*EXERCISE DESCRIPTION*
Output each entry below as it stands, leaving out every picture.

*SOURCE DATA*
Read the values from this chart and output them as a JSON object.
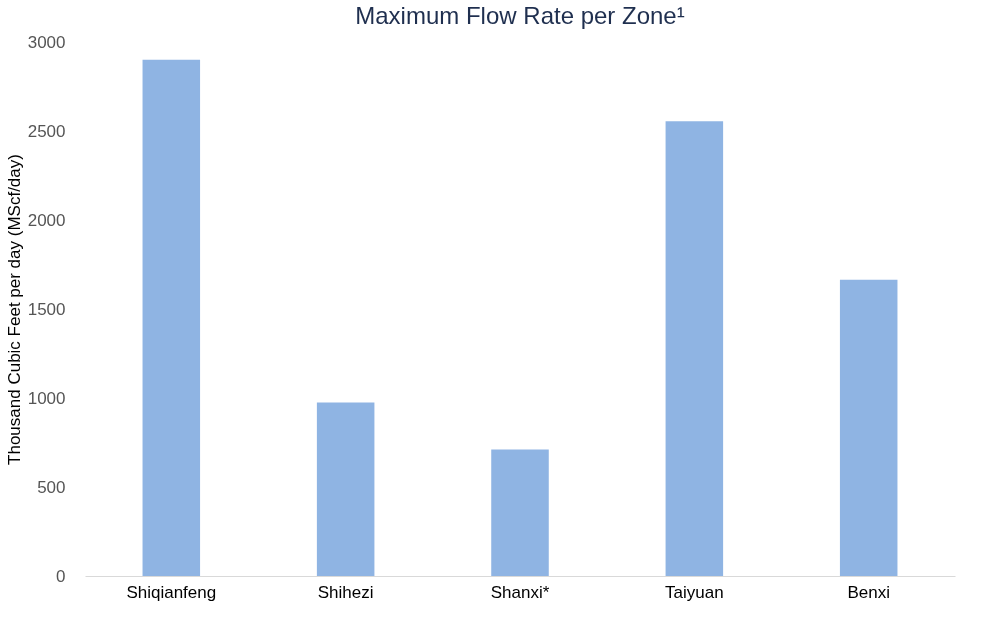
{
  "chart_data": {
    "type": "bar",
    "title": "Maximum Flow Rate per Zone¹",
    "ylabel": "Thousand Cubic Feet per day (MScf/day)",
    "categories": [
      "Shiqianfeng",
      "Shihezi",
      "Shanxi*",
      "Taiyuan",
      "Benxi"
    ],
    "values": [
      2900,
      975,
      710,
      2555,
      1665
    ],
    "color": "#8fb4e3",
    "ylim": [
      0,
      3000
    ],
    "yticks": [
      0,
      500,
      1000,
      1500,
      2000,
      2500,
      3000
    ],
    "grid": false
  }
}
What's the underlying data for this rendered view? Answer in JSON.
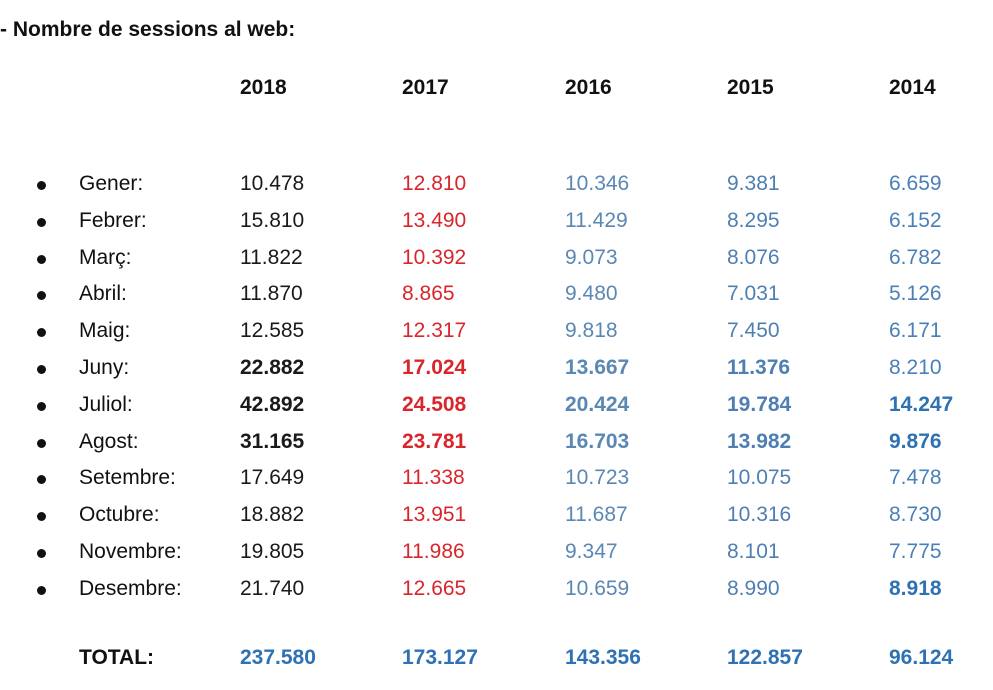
{
  "title": "- Nombre de sessions al web:",
  "years": [
    "2018",
    "2017",
    "2016",
    "2015",
    "2014"
  ],
  "colors": {
    "2018": "#1a1a1a",
    "2017": "#d9262c",
    "2016": "#5b87b3",
    "2015": "#4f7fb2",
    "2014": "#4a7fb8",
    "total": "#2e72b3"
  },
  "rows": [
    {
      "month": "Gener:",
      "v": [
        "10.478",
        "12.810",
        "10.346",
        "9.381",
        "6.659"
      ],
      "bold": [
        false,
        false,
        false,
        false,
        false
      ]
    },
    {
      "month": "Febrer:",
      "v": [
        "15.810",
        "13.490",
        "11.429",
        "8.295",
        "6.152"
      ],
      "bold": [
        false,
        false,
        false,
        false,
        false
      ]
    },
    {
      "month": "Març:",
      "v": [
        "11.822",
        "10.392",
        "9.073",
        "8.076",
        "6.782"
      ],
      "bold": [
        false,
        false,
        false,
        false,
        false
      ]
    },
    {
      "month": "Abril:",
      "v": [
        "11.870",
        "8.865",
        "9.480",
        "7.031",
        "5.126"
      ],
      "bold": [
        false,
        false,
        false,
        false,
        false
      ]
    },
    {
      "month": "Maig:",
      "v": [
        "12.585",
        "12.317",
        "9.818",
        "7.450",
        "6.171"
      ],
      "bold": [
        false,
        false,
        false,
        false,
        false
      ]
    },
    {
      "month": "Juny:",
      "v": [
        "22.882",
        "17.024",
        "13.667",
        "11.376",
        "8.210"
      ],
      "bold": [
        true,
        true,
        true,
        true,
        false
      ]
    },
    {
      "month": "Juliol:",
      "v": [
        "42.892",
        "24.508",
        "20.424",
        "19.784",
        "14.247"
      ],
      "bold": [
        true,
        true,
        true,
        true,
        true
      ]
    },
    {
      "month": "Agost:",
      "v": [
        "31.165",
        "23.781",
        "16.703",
        "13.982",
        "9.876"
      ],
      "bold": [
        true,
        true,
        true,
        true,
        true
      ]
    },
    {
      "month": "Setembre:",
      "v": [
        "17.649",
        "11.338",
        "10.723",
        "10.075",
        "7.478"
      ],
      "bold": [
        false,
        false,
        false,
        false,
        false
      ]
    },
    {
      "month": "Octubre:",
      "v": [
        "18.882",
        "13.951",
        "11.687",
        "10.316",
        "8.730"
      ],
      "bold": [
        false,
        false,
        false,
        false,
        false
      ]
    },
    {
      "month": "Novembre:",
      "v": [
        "19.805",
        "11.986",
        "9.347",
        "8.101",
        "7.775"
      ],
      "bold": [
        false,
        false,
        false,
        false,
        false
      ]
    },
    {
      "month": "Desembre:",
      "v": [
        "21.740",
        "12.665",
        "10.659",
        "8.990",
        "8.918"
      ],
      "bold": [
        false,
        false,
        false,
        false,
        true
      ]
    }
  ],
  "total": {
    "label": "TOTAL:",
    "v": [
      "237.580",
      "173.127",
      "143.356",
      "122.857",
      "96.124"
    ]
  }
}
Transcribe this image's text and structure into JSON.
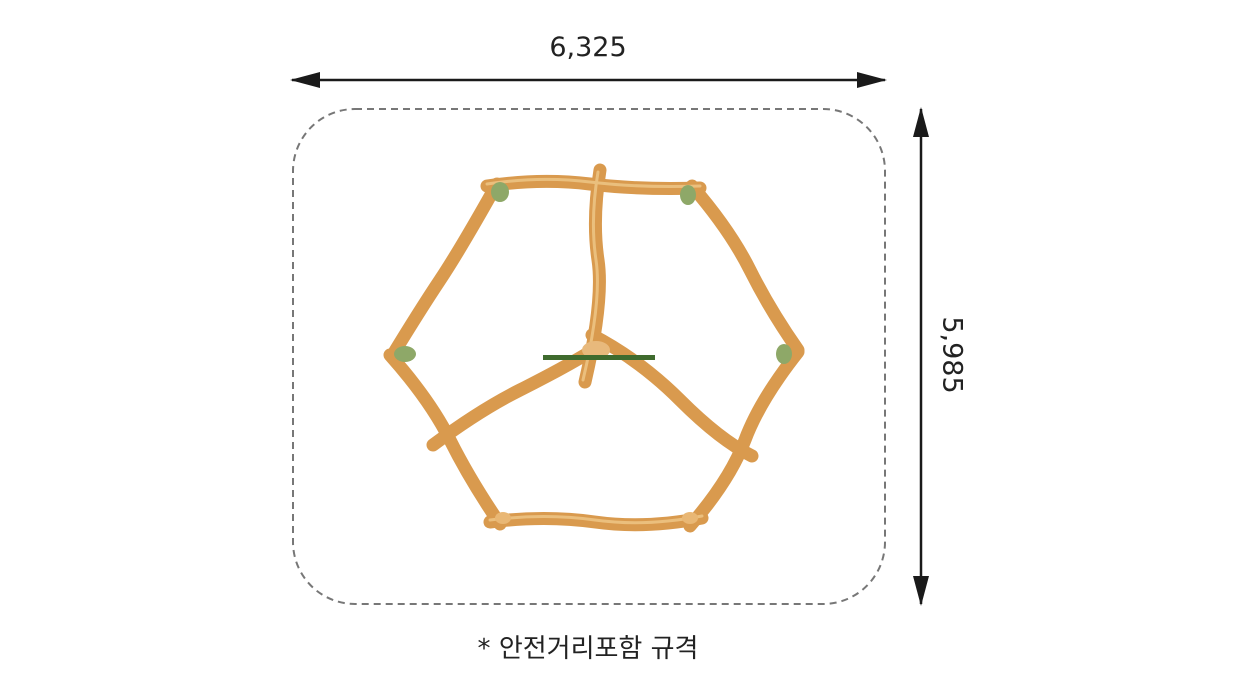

*ANSWER TO THIS PROBLEM*
Read the values from this chart and output them as a JSON object.
{
  "chart_data": {
    "type": "bar",
    "title": "Maximum Flow Rate per Zone¹",
    "ylabel": "Thousand Cubic Feet per day (MScf/day)",
    "categories": [
      "Shiqianfeng",
      "Shihezi",
      "Shanxi*",
      "Taiyuan",
      "Benxi"
    ],
    "values": [
      2900,
      975,
      710,
      2555,
      1665
    ],
    "color": "#8fb4e3",
    "ylim": [
      0,
      3000
    ],
    "yticks": [
      0,
      500,
      1000,
      1500,
      2000,
      2500,
      3000
    ],
    "grid": false
  }
}
What's the underlying data for this rendered view? Answer in JSON.
{
  "title": "- Nombre de sessions al web:",
  "years": [
    "2018",
    "2017",
    "2016",
    "2015",
    "2014"
  ],
  "colors": {
    "2018": "#1a1a1a",
    "2017": "#d9262c",
    "2016": "#5b87b3",
    "2015": "#4f7fb2",
    "2014": "#4a7fb8",
    "total": "#2e72b3"
  },
  "rows": [
    {
      "month": "Gener:",
      "v": [
        "10.478",
        "12.810",
        "10.346",
        "9.381",
        "6.659"
      ],
      "bold": [
        false,
        false,
        false,
        false,
        false
      ]
    },
    {
      "month": "Febrer:",
      "v": [
        "15.810",
        "13.490",
        "11.429",
        "8.295",
        "6.152"
      ],
      "bold": [
        false,
        false,
        false,
        false,
        false
      ]
    },
    {
      "month": "Març:",
      "v": [
        "11.822",
        "10.392",
        "9.073",
        "8.076",
        "6.782"
      ],
      "bold": [
        false,
        false,
        false,
        false,
        false
      ]
    },
    {
      "month": "Abril:",
      "v": [
        "11.870",
        "8.865",
        "9.480",
        "7.031",
        "5.126"
      ],
      "bold": [
        false,
        false,
        false,
        false,
        false
      ]
    },
    {
      "month": "Maig:",
      "v": [
        "12.585",
        "12.317",
        "9.818",
        "7.450",
        "6.171"
      ],
      "bold": [
        false,
        false,
        false,
        false,
        false
      ]
    },
    {
      "month": "Juny:",
      "v": [
        "22.882",
        "17.024",
        "13.667",
        "11.376",
        "8.210"
      ],
      "bold": [
        true,
        true,
        true,
        true,
        false
      ]
    },
    {
      "month": "Juliol:",
      "v": [
        "42.892",
        "24.508",
        "20.424",
        "19.784",
        "14.247"
      ],
      "bold": [
        true,
        true,
        true,
        true,
        true
      ]
    },
    {
      "month": "Agost:",
      "v": [
        "31.165",
        "23.781",
        "16.703",
        "13.982",
        "9.876"
      ],
      "bold": [
        true,
        true,
        true,
        true,
        true
      ]
    },
    {
      "month": "Setembre:",
      "v": [
        "17.649",
        "11.338",
        "10.723",
        "10.075",
        "7.478"
      ],
      "bold": [
        false,
        false,
        false,
        false,
        false
      ]
    },
    {
      "month": "Octubre:",
      "v": [
        "18.882",
        "13.951",
        "11.687",
        "10.316",
        "8.730"
      ],
      "bold": [
        false,
        false,
        false,
        false,
        false
      ]
    },
    {
      "month": "Novembre:",
      "v": [
        "19.805",
        "11.986",
        "9.347",
        "8.101",
        "7.775"
      ],
      "bold": [
        false,
        false,
        false,
        false,
        false
      ]
    },
    {
      "month": "Desembre:",
      "v": [
        "21.740",
        "12.665",
        "10.659",
        "8.990",
        "8.918"
      ],
      "bold": [
        false,
        false,
        false,
        false,
        true
      ]
    }
  ],
  "total": {
    "label": "TOTAL:",
    "v": [
      "237.580",
      "173.127",
      "143.356",
      "122.857",
      "96.124"
    ]
  }
}
Transcribe this image's text and structure into JSON.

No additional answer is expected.